──────── Record list

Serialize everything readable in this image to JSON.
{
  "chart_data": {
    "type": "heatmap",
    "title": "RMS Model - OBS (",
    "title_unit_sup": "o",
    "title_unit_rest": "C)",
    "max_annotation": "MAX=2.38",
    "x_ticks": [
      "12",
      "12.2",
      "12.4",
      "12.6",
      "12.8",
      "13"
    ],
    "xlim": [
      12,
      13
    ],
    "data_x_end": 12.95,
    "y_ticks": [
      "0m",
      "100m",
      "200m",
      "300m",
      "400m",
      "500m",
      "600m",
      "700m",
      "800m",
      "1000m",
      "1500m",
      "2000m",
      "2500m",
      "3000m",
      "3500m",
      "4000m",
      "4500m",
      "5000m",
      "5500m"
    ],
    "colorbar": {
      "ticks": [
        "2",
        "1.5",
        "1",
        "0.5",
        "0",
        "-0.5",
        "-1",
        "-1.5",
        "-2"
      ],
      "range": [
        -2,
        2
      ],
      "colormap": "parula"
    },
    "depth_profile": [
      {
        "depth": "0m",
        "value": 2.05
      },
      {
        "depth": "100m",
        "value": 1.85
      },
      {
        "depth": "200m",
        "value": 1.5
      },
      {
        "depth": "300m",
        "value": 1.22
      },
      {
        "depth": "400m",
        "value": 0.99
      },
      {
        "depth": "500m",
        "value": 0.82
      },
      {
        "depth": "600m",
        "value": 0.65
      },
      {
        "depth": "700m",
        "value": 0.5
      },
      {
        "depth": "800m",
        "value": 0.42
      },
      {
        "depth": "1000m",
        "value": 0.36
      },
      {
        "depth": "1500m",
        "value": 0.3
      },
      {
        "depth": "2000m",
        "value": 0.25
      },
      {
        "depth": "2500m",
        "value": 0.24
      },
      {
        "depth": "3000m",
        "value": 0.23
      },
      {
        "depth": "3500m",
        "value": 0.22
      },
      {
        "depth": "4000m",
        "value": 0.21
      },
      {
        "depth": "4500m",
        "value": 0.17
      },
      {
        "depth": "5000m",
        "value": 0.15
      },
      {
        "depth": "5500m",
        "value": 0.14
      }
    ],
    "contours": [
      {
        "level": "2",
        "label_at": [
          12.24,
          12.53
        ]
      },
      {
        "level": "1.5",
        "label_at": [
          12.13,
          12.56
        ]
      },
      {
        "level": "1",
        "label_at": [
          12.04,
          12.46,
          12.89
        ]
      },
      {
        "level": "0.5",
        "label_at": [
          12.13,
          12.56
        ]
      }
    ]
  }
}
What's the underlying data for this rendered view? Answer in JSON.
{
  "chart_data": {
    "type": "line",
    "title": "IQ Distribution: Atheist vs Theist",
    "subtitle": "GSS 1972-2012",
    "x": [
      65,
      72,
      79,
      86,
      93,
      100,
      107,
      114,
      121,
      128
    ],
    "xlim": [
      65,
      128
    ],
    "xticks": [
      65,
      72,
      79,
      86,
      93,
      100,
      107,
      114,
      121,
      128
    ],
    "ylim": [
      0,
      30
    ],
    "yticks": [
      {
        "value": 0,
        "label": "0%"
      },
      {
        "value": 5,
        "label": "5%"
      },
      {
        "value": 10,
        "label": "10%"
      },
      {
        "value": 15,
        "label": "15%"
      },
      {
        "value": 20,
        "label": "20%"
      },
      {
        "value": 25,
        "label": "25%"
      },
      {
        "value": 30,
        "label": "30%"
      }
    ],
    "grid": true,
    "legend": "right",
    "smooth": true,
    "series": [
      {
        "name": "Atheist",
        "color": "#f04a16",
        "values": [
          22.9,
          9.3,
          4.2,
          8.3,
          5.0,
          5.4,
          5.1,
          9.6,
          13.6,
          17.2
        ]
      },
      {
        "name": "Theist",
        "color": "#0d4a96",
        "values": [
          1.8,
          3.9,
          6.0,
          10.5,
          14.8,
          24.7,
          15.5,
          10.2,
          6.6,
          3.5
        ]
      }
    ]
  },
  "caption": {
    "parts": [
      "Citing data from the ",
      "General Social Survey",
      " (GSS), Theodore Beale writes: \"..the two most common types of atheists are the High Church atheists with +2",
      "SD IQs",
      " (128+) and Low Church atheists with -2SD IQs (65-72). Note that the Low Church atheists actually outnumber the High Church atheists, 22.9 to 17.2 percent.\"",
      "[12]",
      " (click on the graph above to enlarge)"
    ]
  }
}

────────────────

- _Written exercise_: Gather all lines from the records above in which "with" appears.

- _Solution to the problem_:
      " (GSS), Theodore Beale writes: \"..the two most common types of atheists are the High Church atheists with +2",
      " (128+) and Low Church atheists with -2SD IQs (65-72). Note that the Low Church atheists actually outnumber the High Church atheists, 22.9 to 17.2 percent.\"",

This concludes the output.